What is asked
Which lines in the entries below contain the string "flip"? Show each of those lines in full, and treat uppercase and lowercase as different.

-- BEGIN --

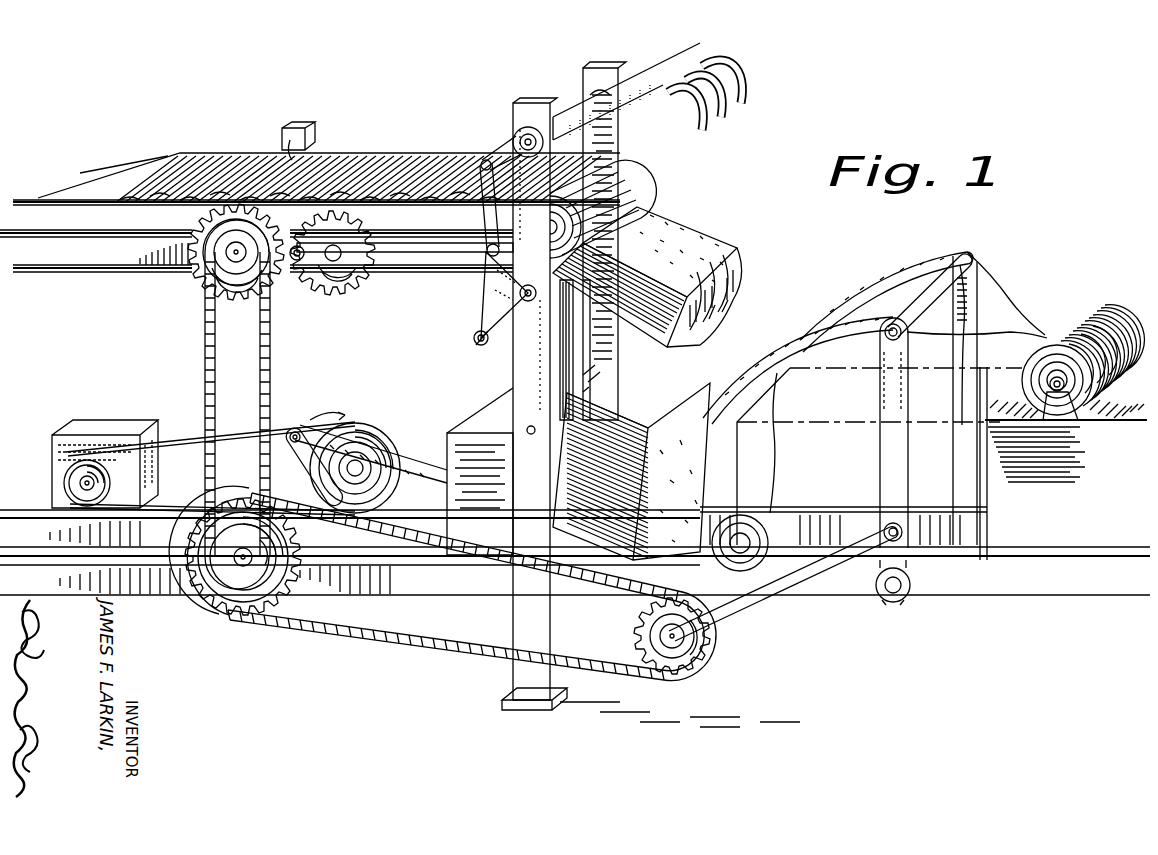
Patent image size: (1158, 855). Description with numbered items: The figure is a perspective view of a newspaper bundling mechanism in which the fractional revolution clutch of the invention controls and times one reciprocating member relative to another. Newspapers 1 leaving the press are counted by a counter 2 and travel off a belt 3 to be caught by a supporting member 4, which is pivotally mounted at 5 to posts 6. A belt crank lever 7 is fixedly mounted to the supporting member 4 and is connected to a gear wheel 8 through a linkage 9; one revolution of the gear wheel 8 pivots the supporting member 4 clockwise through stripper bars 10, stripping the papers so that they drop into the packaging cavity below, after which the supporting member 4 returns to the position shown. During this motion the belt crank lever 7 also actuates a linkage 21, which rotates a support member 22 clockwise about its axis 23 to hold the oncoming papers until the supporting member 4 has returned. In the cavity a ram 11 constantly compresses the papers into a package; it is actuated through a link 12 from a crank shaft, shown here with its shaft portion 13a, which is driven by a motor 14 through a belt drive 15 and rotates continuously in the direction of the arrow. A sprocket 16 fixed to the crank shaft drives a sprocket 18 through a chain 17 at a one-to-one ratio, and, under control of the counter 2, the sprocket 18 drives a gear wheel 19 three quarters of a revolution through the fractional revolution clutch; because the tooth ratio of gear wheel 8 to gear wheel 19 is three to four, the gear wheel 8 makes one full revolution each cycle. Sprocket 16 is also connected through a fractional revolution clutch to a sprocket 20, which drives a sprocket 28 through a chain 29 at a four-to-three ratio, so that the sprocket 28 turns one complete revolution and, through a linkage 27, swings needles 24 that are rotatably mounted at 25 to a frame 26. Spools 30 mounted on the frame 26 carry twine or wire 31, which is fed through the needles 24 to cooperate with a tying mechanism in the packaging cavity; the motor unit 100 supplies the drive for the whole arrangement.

The newspapers 1 is at (397, 166).
The counter 2 is at (312, 128).
The belt 3 is at (640, 188).
The supporting member 4 is at (746, 276).
The pivot 5 is at (484, 346).
The posts 6 is at (583, 73).
The belt crank lever 7 is at (472, 336).
The gear wheel 8 is at (330, 282).
The linkage 9 is at (425, 252).
The stripper bars 10 is at (580, 365).
The ram 11 is at (490, 411).
The link 12 is at (410, 463).
The sprocket hub 13a is at (239, 566).
The motor 14 is at (87, 483).
The belt drive 15 is at (183, 452).
The sprocket 16 is at (214, 572).
The chain 17 is at (272, 370).
The sprocket 18 is at (252, 297).
The gear wheel 19 is at (206, 262).
The sprocket 20 is at (263, 612).
The linkage 21 is at (478, 216).
The support member 22 is at (738, 80).
The axis 23 is at (514, 136).
The needles 24 is at (942, 248).
The pivot mounting 25 is at (893, 595).
The frame 26 is at (1026, 584).
The linkage 27 is at (773, 586).
The sprocket 28 is at (712, 656).
The chain 29 is at (640, 664).
The spools 30 is at (1080, 414).
The twine or wire 31 is at (1043, 342).
The motor 100 is at (133, 413).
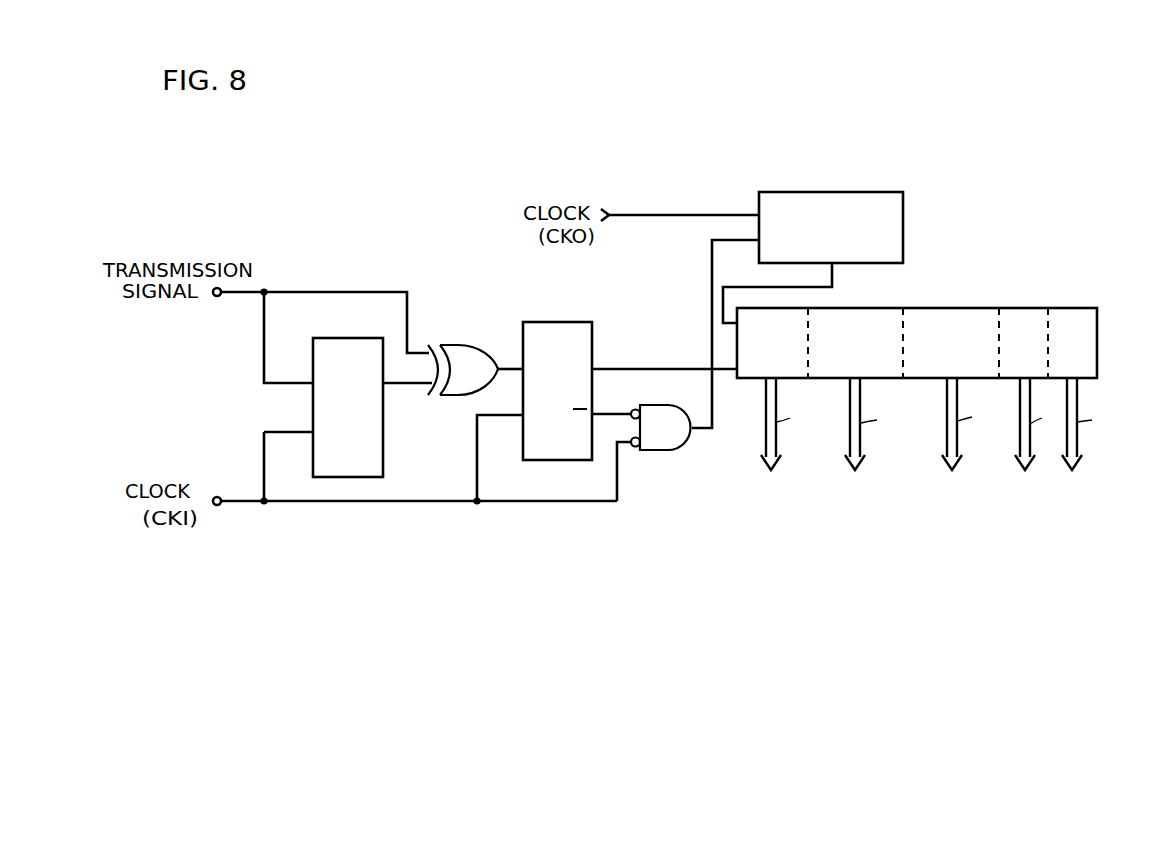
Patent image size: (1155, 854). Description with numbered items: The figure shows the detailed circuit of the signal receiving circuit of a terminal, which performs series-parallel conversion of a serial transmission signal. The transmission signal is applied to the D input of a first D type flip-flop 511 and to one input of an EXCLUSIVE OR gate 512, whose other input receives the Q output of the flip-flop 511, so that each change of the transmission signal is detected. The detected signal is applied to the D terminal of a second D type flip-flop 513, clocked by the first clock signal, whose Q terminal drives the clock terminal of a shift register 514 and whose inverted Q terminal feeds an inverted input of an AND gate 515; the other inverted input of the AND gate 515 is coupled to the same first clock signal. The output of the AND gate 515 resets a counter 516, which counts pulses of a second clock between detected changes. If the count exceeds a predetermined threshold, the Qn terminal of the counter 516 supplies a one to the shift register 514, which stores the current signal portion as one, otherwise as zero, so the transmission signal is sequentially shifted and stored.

The D type flip-flop 511 is at (384, 443).
The EXCLUSIVE OR gate 512 is at (462, 347).
The second D type flip-flop 513 is at (563, 330).
The shift register 514 is at (945, 305).
The AND gate 515 is at (672, 452).
The counter 516 is at (903, 213).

-- END --

Reply to the exercise
Patent image size: (1155, 854). Description with numbered items: The figure shows the detailed circuit of the signal receiving circuit of a terminal, which performs series-parallel conversion of a serial transmission signal. The transmission signal is applied to the D input of a first D type flip-flop 511 and to one input of an EXCLUSIVE OR gate 512, whose other input receives the Q output of the flip-flop 511, so that each change of the transmission signal is detected. The detected signal is applied to the D terminal of a second D type flip-flop 513, clocked by the first clock signal, whose Q terminal drives the clock terminal of a shift register 514 and whose inverted Q terminal feeds an inverted input of an AND gate 515; the other inverted input of the AND gate 515 is coupled to the same first clock signal. The output of the AND gate 515 resets a counter 516, which counts pulses of a second clock between detected changes. If the count exceeds a predetermined threshold, the Qn terminal of the counter 516 supplies a one to the shift register 514, which stores the current signal portion as one, otherwise as zero, so the transmission signal is sequentially shifted and stored.
The D type flip-flop 511 is at (384, 443).
The second D type flip-flop 513 is at (563, 330).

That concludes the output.